--- Work to complete ---
Make an exact copy of all the records.

--- Given records ---
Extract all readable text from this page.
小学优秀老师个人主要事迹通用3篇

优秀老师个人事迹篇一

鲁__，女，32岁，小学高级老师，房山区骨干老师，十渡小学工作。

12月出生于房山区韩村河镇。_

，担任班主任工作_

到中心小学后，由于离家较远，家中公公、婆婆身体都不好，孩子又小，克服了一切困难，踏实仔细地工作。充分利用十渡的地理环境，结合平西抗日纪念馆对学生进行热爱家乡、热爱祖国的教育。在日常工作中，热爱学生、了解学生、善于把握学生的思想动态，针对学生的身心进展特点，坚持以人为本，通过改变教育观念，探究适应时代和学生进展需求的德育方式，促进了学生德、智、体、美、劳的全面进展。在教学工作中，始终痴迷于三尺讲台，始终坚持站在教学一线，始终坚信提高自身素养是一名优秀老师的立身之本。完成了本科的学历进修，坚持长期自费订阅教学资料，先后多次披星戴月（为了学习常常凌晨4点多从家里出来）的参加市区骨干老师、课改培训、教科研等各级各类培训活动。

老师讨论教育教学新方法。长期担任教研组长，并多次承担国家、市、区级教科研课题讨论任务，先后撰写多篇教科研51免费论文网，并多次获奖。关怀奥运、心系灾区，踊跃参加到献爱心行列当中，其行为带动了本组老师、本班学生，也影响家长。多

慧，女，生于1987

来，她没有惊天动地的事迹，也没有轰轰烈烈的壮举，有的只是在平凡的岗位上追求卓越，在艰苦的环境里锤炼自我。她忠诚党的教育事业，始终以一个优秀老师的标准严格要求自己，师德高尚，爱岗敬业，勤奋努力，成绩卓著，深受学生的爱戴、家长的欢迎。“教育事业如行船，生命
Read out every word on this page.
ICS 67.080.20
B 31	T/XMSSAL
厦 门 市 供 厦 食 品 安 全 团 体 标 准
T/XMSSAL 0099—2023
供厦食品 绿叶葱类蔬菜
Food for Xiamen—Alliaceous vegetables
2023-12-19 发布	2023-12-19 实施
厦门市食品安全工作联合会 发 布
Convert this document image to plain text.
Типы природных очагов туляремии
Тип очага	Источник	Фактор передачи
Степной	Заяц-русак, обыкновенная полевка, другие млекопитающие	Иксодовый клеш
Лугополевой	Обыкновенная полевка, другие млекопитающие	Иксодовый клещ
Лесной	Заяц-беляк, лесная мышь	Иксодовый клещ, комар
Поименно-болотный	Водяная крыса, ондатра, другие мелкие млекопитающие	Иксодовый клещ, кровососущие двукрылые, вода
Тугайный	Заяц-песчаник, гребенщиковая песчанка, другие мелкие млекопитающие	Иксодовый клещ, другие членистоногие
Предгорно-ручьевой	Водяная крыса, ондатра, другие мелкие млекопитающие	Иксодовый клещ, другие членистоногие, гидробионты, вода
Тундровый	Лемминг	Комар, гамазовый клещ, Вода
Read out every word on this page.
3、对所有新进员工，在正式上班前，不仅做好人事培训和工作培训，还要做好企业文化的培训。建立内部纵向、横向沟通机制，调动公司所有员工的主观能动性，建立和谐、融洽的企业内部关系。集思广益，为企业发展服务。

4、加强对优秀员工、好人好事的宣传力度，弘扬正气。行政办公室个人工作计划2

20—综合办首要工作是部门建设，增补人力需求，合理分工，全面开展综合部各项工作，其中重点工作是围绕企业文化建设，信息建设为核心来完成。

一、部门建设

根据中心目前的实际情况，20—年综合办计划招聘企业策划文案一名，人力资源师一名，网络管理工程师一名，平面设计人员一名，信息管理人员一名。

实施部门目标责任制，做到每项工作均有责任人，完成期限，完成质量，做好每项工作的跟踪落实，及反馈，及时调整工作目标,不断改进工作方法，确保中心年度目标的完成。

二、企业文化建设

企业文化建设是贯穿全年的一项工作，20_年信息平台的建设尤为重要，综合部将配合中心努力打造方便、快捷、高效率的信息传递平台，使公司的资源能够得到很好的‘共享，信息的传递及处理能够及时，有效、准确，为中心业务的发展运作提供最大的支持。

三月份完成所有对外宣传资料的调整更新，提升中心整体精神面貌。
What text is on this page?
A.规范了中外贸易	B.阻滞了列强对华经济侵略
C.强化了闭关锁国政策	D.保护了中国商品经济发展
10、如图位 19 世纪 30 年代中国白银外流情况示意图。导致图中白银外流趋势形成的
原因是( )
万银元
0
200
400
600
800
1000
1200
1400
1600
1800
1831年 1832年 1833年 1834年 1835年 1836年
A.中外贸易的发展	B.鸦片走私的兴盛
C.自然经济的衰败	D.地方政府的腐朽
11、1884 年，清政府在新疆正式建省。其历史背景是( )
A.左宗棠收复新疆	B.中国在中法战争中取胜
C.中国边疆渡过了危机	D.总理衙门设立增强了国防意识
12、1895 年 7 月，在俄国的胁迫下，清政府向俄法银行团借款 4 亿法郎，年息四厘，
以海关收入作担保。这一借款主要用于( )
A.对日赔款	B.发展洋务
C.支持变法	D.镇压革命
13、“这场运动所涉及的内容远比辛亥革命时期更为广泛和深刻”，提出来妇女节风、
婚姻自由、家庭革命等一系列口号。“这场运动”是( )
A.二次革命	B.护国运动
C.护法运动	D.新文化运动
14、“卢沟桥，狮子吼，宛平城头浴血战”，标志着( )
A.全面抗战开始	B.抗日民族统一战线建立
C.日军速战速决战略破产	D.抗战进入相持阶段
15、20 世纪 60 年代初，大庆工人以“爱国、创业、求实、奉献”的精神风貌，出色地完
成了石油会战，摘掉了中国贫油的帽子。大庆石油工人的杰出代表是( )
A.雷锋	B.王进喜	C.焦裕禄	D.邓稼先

--- Response ---
Extract all readable text from this page.
小学优秀老师个人主要事迹通用3篇

优秀老师个人事迹篇一

鲁__，女，32岁，小学高级老师，房山区骨干老师，十渡小学工作。

12月出生于房山区韩村河镇。_

，担任班主任工作_

到中心小学后，由于离家较远，家中公公、婆婆身体都不好，孩子又小，克服了一切困难，踏实仔细地工作。充分利用十渡的地理环境，结合平西抗日纪念馆对学生进行热爱家乡、热爱祖国的教育。在日常工作中，热爱学生、了解学生、善于把握学生的思想动态，针对学生的身心进展特点，坚持以人为本，通过改变教育观念，探究适应时代和学生进展需求的德育方式，促进了学生德、智、体、美、劳的全面进展。在教学工作中，始终痴迷于三尺讲台，始终坚持站在教学一线，始终坚信提高自身素养是一名优秀老师的立身之本。完成了本科的学历进修，坚持长期自费订阅教学资料，先后多次披星戴月（为了学习常常凌晨4点多从家里出来）的参加市区骨干老师、课改培训、教科研等各级各类培训活动。

老师讨论教育教学新方法。长期担任教研组长，并多次承担国家、市、区级教科研课题讨论任务，先后撰写多篇教科研51免费论文网，并多次获奖。关怀奥运、心系灾区，踊跃参加到献爱心行列当中，其行为带动了本组老师、本班学生，也影响家长。多

慧，女，生于1987

来，她没有惊天动地的事迹，也没有轰轰烈烈的壮举，有的只是在平凡的岗位上追求卓越，在艰苦的环境里锤炼自我。她忠诚党的教育事业，始终以一个优秀老师的标准严格要求自己，师德高尚，爱岗敬业，勤奋努力，成绩卓著，深受学生的爱戴、家长的欢迎。“教育事业如行船，生命
Read out every word on this page.
ICS 67.080.20
B 31	T/XMSSAL
厦 门 市 供 厦 食 品 安 全 团 体 标 准
T/XMSSAL 0099—2023
供厦食品 绿叶葱类蔬菜
Food for Xiamen—Alliaceous vegetables
2023-12-19 发布	2023-12-19 实施
厦门市食品安全工作联合会 发 布
Convert this document image to plain text.
Типы природных очагов туляремии
Тип очага	Источник	Фактор передачи
Степной	Заяц-русак, обыкновенная полевка, другие млекопитающие	Иксодовый клеш
Лугополевой	Обыкновенная полевка, другие млекопитающие	Иксодовый клещ
Лесной	Заяц-беляк, лесная мышь	Иксодовый клещ, комар
Поименно-болотный	Водяная крыса, ондатра, другие мелкие млекопитающие	Иксодовый клещ, кровососущие двукрылые, вода
Тугайный	Заяц-песчаник, гребенщиковая песчанка, другие мелкие млекопитающие	Иксодовый клещ, другие членистоногие
Предгорно-ручьевой	Водяная крыса, ондатра, другие мелкие млекопитающие	Иксодовый клещ, другие членистоногие, гидробионты, вода
Тундровый	Лемминг	Комар, гамазовый клещ, Вода
Read out every word on this page.
3、对所有新进员工，在正式上班前，不仅做好人事培训和工作培训，还要做好企业文化的培训。建立内部纵向、横向沟通机制，调动公司所有员工的主观能动性，建立和谐、融洽的企业内部关系。集思广益，为企业发展服务。

4、加强对优秀员工、好人好事的宣传力度，弘扬正气。行政办公室个人工作计划2

20—综合办首要工作是部门建设，增补人力需求，合理分工，全面开展综合部各项工作，其中重点工作是围绕企业文化建设，信息建设为核心来完成。

一、部门建设

根据中心目前的实际情况，20—年综合办计划招聘企业策划文案一名，人力资源师一名，网络管理工程师一名，平面设计人员一名，信息管理人员一名。

实施部门目标责任制，做到每项工作均有责任人，完成期限，完成质量，做好每项工作的跟踪落实，及反馈，及时调整工作目标,不断改进工作方法，确保中心年度目标的完成。

二、企业文化建设

企业文化建设是贯穿全年的一项工作，20_年信息平台的建设尤为重要，综合部将配合中心努力打造方便、快捷、高效率的信息传递平台，使公司的资源能够得到很好的‘共享，信息的传递及处理能够及时，有效、准确，为中心业务的发展运作提供最大的支持。

三月份完成所有对外宣传资料的调整更新，提升中心整体精神面貌。
What text is on this page?
A.规范了中外贸易	B.阻滞了列强对华经济侵略
C.强化了闭关锁国政策	D.保护了中国商品经济发展
10、如图位 19 世纪 30 年代中国白银外流情况示意图。导致图中白银外流趋势形成的
原因是( )
万银元
0
200
400
600
800
1000
1200
1400
1600
1800
1831年 1832年 1833年 1834年 1835年 1836年
A.中外贸易的发展	B.鸦片走私的兴盛
C.自然经济的衰败	D.地方政府的腐朽
11、1884 年，清政府在新疆正式建省。其历史背景是( )
A.左宗棠收复新疆	B.中国在中法战争中取胜
C.中国边疆渡过了危机	D.总理衙门设立增强了国防意识
12、1895 年 7 月，在俄国的胁迫下，清政府向俄法银行团借款 4 亿法郎，年息四厘，
以海关收入作担保。这一借款主要用于( )
A.对日赔款	B.发展洋务
C.支持变法	D.镇压革命
13、“这场运动所涉及的内容远比辛亥革命时期更为广泛和深刻”，提出来妇女节风、
婚姻自由、家庭革命等一系列口号。“这场运动”是( )
A.二次革命	B.护国运动
C.护法运动	D.新文化运动
14、“卢沟桥，狮子吼，宛平城头浴血战”，标志着( )
A.全面抗战开始	B.抗日民族统一战线建立
C.日军速战速决战略破产	D.抗战进入相持阶段
15、20 世纪 60 年代初，大庆工人以“爱国、创业、求实、奉献”的精神风貌，出色地完
成了石油会战，摘掉了中国贫油的帽子。大庆石油工人的杰出代表是( )
A.雷锋	B.王进喜	C.焦裕禄	D.邓稼先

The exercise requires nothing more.